• _Recorded data_:
** START **

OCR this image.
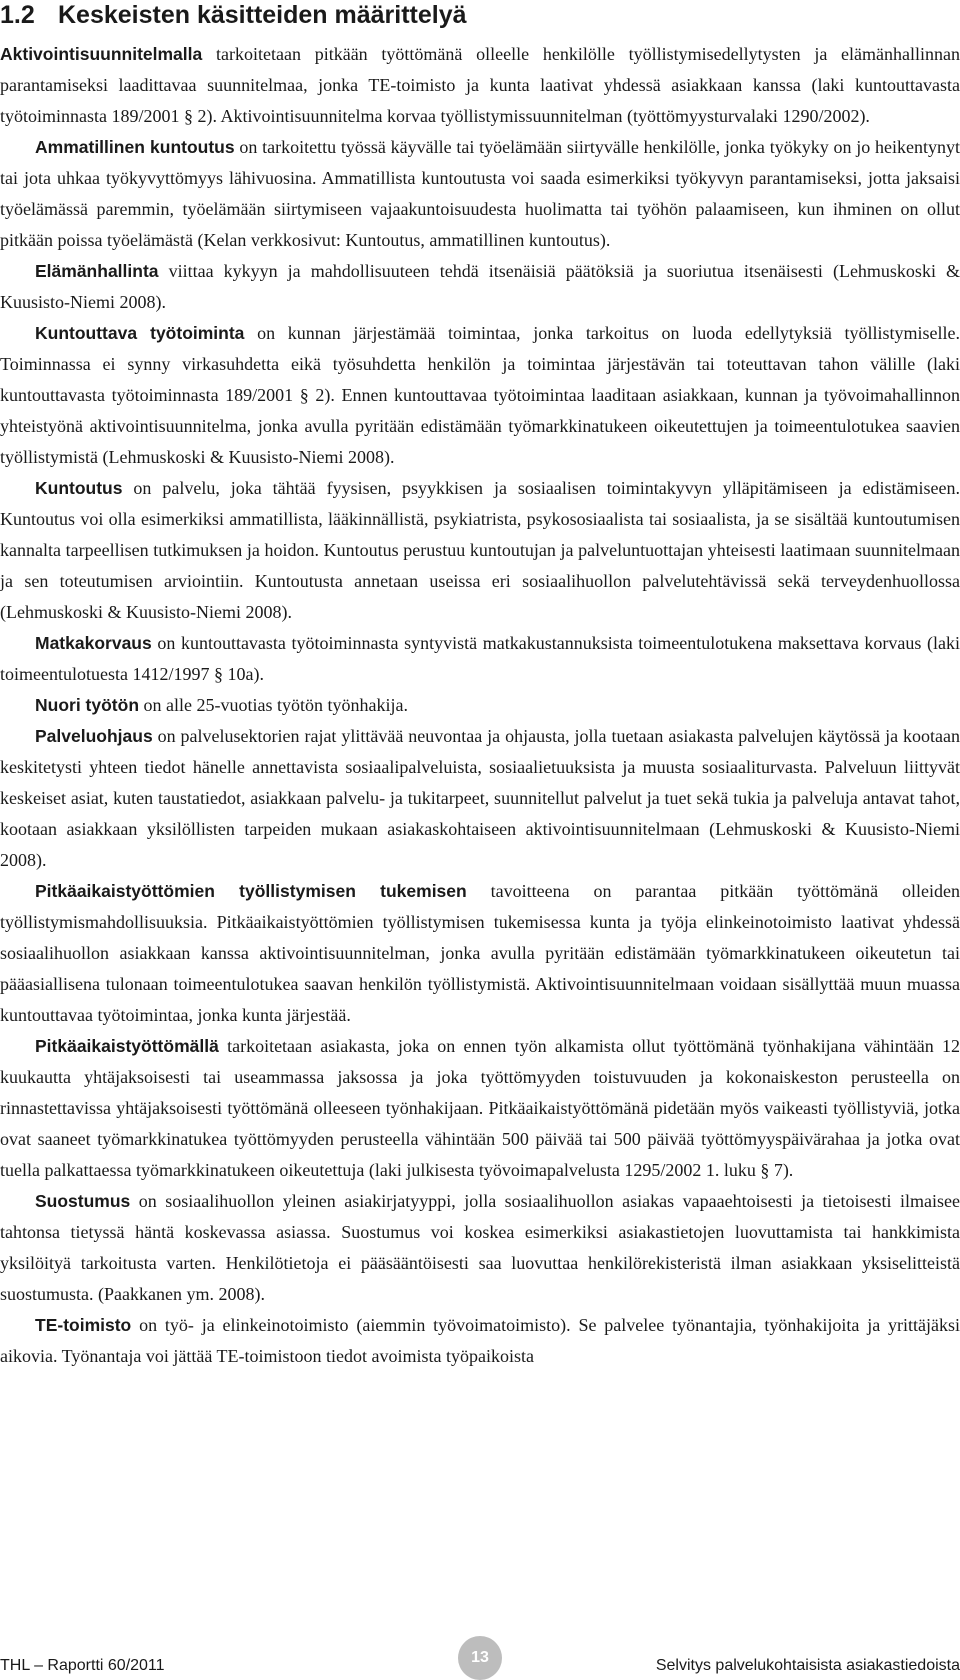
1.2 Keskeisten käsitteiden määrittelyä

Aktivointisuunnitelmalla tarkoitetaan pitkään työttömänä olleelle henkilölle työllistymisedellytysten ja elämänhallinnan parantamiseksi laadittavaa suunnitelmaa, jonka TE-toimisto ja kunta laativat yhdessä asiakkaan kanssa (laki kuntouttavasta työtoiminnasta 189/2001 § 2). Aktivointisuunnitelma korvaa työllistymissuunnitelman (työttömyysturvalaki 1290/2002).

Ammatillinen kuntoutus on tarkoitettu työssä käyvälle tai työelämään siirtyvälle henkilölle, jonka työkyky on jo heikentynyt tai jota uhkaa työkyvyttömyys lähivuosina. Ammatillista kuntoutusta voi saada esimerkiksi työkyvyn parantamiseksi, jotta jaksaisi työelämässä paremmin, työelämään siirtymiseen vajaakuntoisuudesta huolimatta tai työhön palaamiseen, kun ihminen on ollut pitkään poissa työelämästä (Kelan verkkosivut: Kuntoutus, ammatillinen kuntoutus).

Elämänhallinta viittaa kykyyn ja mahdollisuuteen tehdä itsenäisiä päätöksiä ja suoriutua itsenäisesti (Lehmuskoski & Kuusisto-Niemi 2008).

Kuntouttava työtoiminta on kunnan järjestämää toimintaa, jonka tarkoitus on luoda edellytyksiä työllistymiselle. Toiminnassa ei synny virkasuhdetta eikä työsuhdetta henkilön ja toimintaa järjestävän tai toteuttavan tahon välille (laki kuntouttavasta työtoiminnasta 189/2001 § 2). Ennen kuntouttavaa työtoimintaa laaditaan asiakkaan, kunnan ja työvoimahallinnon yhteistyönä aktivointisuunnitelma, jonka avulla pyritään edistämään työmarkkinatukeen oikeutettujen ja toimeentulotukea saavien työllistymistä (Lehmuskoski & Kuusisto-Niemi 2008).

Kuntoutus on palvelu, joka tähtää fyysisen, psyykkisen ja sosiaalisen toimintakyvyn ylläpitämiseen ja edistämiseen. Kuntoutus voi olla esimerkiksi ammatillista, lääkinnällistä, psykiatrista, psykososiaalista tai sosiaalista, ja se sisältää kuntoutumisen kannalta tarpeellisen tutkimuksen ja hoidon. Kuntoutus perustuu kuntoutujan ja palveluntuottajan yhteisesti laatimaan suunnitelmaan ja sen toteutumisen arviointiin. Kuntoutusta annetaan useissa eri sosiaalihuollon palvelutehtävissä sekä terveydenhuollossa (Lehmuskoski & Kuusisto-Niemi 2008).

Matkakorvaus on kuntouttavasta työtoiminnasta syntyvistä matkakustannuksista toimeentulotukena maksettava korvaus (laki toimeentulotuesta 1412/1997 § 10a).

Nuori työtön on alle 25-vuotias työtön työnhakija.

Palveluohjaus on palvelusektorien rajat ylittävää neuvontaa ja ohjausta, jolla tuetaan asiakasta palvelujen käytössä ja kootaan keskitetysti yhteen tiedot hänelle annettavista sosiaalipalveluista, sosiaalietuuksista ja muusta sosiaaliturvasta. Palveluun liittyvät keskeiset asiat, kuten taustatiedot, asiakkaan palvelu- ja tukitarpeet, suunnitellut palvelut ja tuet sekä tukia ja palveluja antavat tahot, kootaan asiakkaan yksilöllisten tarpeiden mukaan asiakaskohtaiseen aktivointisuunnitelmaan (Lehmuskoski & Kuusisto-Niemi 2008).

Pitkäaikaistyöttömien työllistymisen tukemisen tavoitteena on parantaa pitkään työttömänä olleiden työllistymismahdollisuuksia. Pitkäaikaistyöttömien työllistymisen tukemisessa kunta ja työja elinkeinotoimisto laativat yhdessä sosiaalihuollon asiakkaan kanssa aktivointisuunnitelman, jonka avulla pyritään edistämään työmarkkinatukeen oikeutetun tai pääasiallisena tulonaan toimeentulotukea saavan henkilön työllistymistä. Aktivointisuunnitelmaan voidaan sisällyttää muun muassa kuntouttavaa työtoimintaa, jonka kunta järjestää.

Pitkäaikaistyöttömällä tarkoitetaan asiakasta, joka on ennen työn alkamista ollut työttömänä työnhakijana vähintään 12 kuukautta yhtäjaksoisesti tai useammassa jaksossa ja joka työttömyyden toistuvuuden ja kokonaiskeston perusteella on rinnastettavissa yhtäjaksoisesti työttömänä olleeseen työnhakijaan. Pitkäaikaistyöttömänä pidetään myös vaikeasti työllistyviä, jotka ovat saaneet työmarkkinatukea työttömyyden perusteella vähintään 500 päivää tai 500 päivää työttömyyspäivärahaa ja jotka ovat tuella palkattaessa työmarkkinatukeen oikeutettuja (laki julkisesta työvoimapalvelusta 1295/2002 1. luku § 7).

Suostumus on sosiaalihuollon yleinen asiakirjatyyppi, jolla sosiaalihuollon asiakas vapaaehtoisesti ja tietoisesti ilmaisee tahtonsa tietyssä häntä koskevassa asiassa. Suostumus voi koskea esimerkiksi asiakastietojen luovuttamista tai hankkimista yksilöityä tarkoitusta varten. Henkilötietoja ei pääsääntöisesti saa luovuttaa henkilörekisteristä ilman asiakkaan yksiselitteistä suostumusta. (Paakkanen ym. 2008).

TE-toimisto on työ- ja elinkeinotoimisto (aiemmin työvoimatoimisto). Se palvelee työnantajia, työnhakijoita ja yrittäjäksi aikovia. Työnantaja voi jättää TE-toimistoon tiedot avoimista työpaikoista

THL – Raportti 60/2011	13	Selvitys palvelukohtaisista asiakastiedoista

** END **

• _What this task involves_:
Read the entries above, then pull out the lines that include "jolla".

• _Task response_:
Palveluohjaus on palvelusektorien rajat ylittävää neuvontaa ja ohjausta, jolla tuetaan asiakasta palvelujen käytössä ja kootaan keskitetysti yhteen tiedot hänelle annettavista sosiaalipalveluista, sosiaalietuuksista ja muusta sosiaaliturvasta. Palveluun liittyvät keskeiset asiat, kuten taustatiedot, asiakkaan palvelu- ja tukitarpeet, suunnitellut palvelut ja tuet sekä tukia ja palveluja antavat tahot, kootaan asiakkaan yksilöllisten tarpeiden mukaan asiakaskohtaiseen aktivointisuunnitelmaan (Lehmuskoski & Kuusisto-Niemi 2008).
Suostumus on sosiaalihuollon yleinen asiakirjatyyppi, jolla sosiaalihuollon asiakas vapaaehtoisesti ja tietoisesti ilmaisee tahtonsa tietyssä häntä koskevassa asiassa. Suostumus voi koskea esimerkiksi asiakastietojen luovuttamista tai hankkimista yksilöityä tarkoitusta varten. Henkilötietoja ei pääsääntöisesti saa luovuttaa henkilörekisteristä ilman asiakkaan yksiselitteistä suostumusta. (Paakkanen ym. 2008).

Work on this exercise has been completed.